Task requirements:
Extract, verbatim, all lines starting at the one containing "What does this" and ending with the final line of the listing, and no others.

Data excerpts:

** start **

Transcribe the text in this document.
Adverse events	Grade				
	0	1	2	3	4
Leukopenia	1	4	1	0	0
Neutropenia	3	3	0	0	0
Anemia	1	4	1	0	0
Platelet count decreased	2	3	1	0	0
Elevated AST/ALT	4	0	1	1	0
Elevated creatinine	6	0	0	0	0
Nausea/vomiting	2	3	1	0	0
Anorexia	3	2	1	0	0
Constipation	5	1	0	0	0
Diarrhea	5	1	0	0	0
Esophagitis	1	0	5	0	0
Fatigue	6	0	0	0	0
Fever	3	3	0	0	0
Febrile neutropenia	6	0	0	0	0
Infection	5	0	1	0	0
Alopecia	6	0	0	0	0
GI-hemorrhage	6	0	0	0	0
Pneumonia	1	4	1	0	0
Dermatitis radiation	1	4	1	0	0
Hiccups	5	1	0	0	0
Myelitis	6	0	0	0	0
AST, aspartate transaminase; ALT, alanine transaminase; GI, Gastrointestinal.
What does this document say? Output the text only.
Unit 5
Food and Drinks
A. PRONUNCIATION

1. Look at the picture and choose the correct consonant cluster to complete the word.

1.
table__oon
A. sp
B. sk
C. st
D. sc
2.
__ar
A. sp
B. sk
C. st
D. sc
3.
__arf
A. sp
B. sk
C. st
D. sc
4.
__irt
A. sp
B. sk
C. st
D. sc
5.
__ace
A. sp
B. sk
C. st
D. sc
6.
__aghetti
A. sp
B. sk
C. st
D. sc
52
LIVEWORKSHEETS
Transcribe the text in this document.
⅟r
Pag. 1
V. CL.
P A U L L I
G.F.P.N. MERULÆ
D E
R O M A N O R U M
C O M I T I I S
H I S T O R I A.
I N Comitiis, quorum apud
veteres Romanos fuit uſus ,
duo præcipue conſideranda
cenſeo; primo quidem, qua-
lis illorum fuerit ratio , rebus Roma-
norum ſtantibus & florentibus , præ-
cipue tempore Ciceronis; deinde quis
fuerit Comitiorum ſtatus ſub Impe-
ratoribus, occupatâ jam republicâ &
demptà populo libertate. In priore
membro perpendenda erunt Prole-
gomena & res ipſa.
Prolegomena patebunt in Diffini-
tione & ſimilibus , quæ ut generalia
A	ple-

** end **

Exercise result:
What does this document say? Output the text only.
Unit 5
Food and Drinks
A. PRONUNCIATION

1. Look at the picture and choose the correct consonant cluster to complete the word.

1.
table__oon
A. sp
B. sk
C. st
D. sc
2.
__ar
A. sp
B. sk
C. st
D. sc
3.
__arf
A. sp
B. sk
C. st
D. sc
4.
__irt
A. sp
B. sk
C. st
D. sc
5.
__ace
A. sp
B. sk
C. st
D. sc
6.
__aghetti
A. sp
B. sk
C. st
D. sc
52
LIVEWORKSHEETS
Transcribe the text in this document.
⅟r
Pag. 1
V. CL.
P A U L L I
G.F.P.N. MERULÆ
D E
R O M A N O R U M
C O M I T I I S
H I S T O R I A.
I N Comitiis, quorum apud
veteres Romanos fuit uſus ,
duo præcipue conſideranda
cenſeo; primo quidem, qua-
lis illorum fuerit ratio , rebus Roma-
norum ſtantibus & florentibus , præ-
cipue tempore Ciceronis; deinde quis
fuerit Comitiorum ſtatus ſub Impe-
ratoribus, occupatâ jam republicâ &
demptà populo libertate. In priore
membro perpendenda erunt Prole-
gomena & res ipſa.
Prolegomena patebunt in Diffini-
tione & ſimilibus , quæ ut generalia
A	ple-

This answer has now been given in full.